*YOUR TASK*.
Pick out the lines containing "page".
···
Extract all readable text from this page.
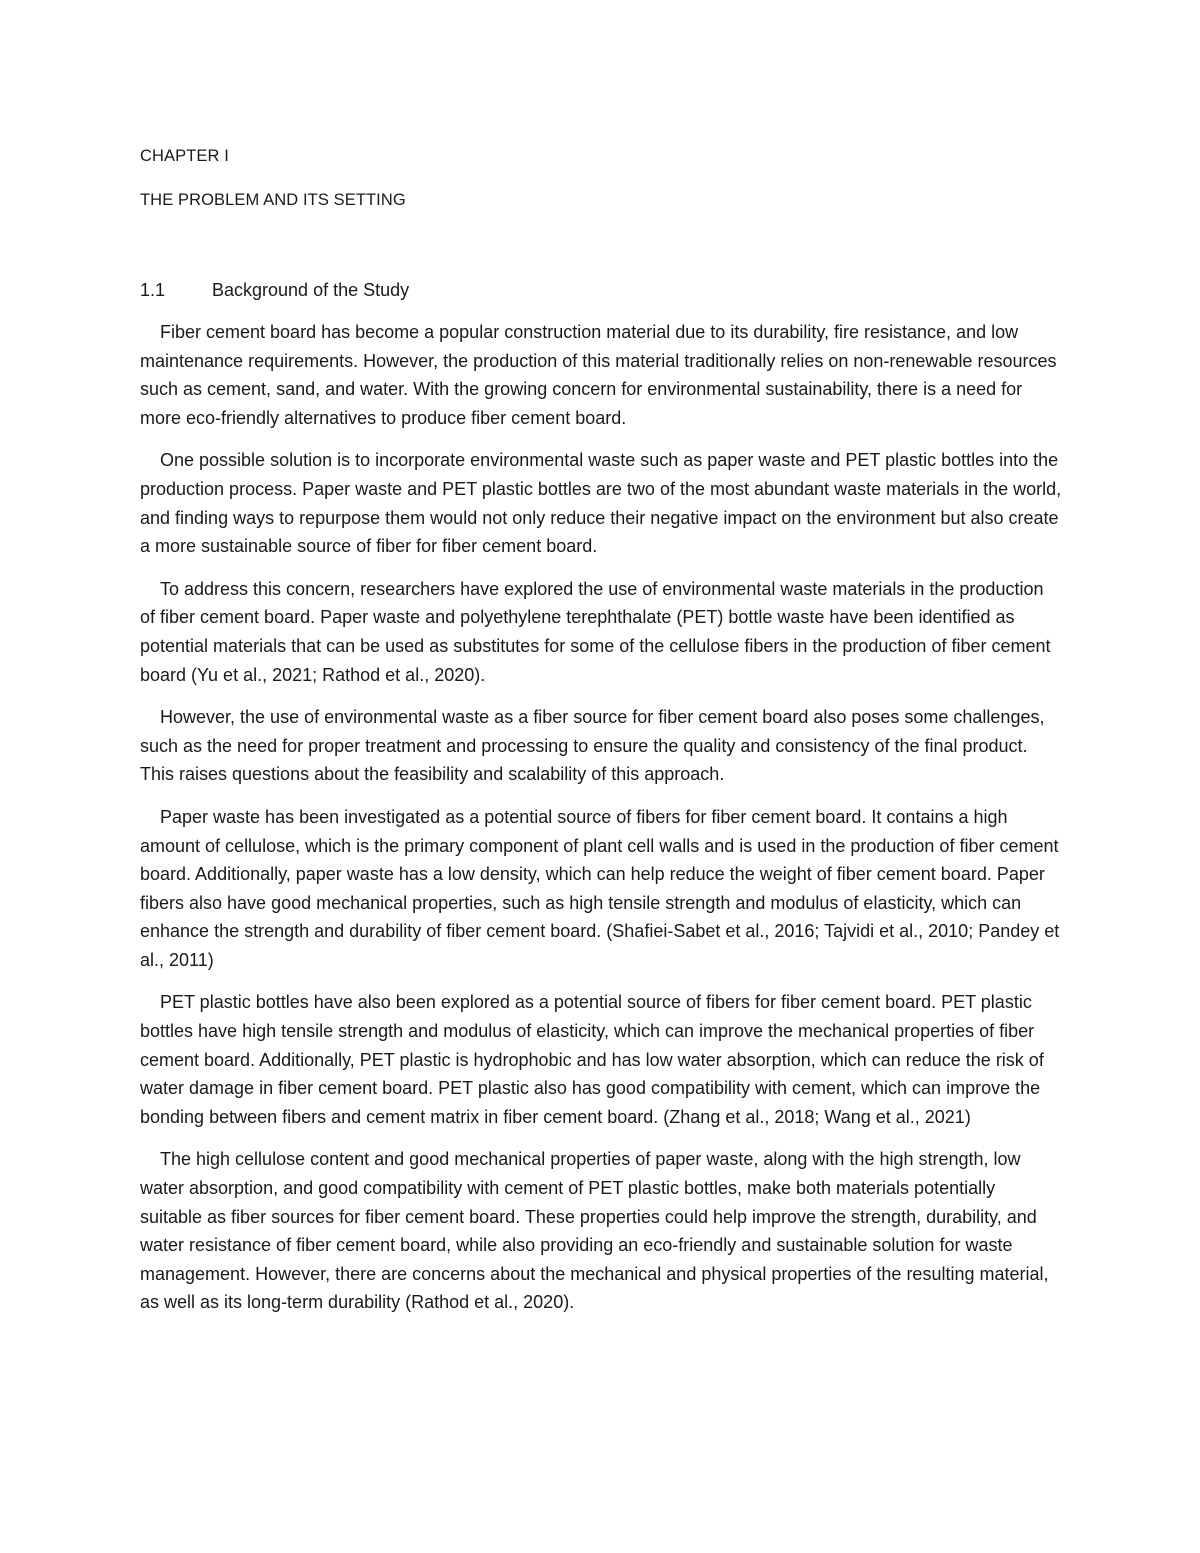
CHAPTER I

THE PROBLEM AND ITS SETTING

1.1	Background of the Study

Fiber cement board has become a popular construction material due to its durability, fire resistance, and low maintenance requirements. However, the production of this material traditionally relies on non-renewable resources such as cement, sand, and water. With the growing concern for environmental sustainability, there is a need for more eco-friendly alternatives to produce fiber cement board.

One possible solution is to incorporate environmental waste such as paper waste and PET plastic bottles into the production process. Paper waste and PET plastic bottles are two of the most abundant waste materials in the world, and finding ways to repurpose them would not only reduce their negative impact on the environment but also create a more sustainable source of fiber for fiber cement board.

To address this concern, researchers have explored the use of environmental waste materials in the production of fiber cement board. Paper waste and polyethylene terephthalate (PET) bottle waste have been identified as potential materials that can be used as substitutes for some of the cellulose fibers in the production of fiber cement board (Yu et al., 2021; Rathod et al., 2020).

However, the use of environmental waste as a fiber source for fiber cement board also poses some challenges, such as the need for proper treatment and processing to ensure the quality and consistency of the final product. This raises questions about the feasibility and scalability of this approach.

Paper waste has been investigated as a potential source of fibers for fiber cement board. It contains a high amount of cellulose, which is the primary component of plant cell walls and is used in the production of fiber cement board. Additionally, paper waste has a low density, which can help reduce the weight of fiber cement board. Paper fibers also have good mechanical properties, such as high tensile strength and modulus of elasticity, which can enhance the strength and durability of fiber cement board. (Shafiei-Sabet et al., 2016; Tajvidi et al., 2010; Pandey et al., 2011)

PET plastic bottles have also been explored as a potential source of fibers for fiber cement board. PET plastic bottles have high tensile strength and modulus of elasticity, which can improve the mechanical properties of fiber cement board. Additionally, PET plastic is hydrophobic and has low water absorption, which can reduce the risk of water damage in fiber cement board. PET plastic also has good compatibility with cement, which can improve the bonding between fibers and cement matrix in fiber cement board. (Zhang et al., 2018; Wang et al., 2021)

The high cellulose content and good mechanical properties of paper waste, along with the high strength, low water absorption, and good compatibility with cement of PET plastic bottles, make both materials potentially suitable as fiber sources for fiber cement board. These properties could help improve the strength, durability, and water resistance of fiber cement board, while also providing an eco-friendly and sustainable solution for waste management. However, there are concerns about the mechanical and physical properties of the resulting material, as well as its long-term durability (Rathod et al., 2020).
···
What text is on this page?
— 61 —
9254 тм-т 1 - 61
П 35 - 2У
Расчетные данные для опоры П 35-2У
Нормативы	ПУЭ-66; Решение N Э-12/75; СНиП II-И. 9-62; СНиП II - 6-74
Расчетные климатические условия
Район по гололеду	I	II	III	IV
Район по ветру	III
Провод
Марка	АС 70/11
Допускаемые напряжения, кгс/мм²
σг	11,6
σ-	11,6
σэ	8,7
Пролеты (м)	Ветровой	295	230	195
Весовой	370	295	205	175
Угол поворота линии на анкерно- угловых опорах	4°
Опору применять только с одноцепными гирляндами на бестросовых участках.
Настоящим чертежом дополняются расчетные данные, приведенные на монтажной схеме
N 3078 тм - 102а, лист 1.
···
*FULL SOLUTION*.
Extract all readable text from this page.
What text is on this page?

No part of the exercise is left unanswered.